_Problem_
Lines containing the string "document" are to be counted; report the total by itself.

_Exercise material_
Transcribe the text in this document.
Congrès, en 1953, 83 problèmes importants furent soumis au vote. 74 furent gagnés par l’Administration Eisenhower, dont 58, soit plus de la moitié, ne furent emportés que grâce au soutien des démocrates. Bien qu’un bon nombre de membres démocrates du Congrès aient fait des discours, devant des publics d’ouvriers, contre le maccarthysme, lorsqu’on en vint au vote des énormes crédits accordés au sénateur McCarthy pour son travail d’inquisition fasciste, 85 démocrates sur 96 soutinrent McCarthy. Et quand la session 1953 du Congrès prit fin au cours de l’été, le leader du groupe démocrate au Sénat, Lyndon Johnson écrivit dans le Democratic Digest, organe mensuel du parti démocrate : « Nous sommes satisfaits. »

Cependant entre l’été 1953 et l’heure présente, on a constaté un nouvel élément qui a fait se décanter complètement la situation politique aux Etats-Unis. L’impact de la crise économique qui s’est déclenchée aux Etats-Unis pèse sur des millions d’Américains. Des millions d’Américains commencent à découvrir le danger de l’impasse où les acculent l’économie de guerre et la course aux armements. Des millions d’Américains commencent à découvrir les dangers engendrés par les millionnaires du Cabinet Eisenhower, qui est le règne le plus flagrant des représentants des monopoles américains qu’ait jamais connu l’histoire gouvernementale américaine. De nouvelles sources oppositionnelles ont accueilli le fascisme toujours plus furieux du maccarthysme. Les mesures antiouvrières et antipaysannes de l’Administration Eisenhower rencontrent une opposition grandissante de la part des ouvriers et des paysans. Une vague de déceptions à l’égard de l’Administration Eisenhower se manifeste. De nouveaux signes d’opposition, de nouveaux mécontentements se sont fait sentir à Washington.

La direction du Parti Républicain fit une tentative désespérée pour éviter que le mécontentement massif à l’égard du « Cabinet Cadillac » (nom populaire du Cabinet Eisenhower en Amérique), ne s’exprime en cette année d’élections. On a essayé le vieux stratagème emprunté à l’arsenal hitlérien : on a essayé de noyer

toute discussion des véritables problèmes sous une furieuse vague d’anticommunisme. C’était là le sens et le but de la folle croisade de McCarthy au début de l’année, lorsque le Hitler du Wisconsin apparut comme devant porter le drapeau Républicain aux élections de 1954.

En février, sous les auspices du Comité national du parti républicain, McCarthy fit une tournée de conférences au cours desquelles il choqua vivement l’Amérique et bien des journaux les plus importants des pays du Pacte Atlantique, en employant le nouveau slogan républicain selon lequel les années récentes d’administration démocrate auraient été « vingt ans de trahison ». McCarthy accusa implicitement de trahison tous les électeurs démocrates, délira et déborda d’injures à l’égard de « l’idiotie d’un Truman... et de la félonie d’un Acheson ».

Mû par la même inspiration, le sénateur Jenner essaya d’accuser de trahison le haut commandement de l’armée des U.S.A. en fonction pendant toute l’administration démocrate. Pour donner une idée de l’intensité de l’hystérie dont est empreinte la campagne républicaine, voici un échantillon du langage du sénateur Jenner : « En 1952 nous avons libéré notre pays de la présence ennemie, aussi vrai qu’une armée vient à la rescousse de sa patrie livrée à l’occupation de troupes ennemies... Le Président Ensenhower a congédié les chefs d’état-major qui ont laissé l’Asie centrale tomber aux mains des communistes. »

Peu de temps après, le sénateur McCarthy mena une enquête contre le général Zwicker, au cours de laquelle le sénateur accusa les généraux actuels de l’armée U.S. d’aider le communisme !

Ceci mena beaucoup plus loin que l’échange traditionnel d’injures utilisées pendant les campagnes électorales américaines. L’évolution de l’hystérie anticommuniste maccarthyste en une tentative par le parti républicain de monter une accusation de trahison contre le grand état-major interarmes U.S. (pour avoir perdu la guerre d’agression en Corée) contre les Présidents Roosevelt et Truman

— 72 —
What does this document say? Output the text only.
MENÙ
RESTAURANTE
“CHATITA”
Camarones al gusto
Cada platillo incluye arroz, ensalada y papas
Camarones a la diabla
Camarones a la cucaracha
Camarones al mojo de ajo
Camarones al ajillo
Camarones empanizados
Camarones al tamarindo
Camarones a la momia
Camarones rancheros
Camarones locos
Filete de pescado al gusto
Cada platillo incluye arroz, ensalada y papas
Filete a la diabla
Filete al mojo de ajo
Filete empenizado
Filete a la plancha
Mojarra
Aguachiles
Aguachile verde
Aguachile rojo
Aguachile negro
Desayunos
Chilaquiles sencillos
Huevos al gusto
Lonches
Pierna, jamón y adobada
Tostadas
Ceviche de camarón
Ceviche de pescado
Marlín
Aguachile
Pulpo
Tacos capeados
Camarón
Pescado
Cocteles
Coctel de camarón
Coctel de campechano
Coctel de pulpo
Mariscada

_Result for this exercise_
2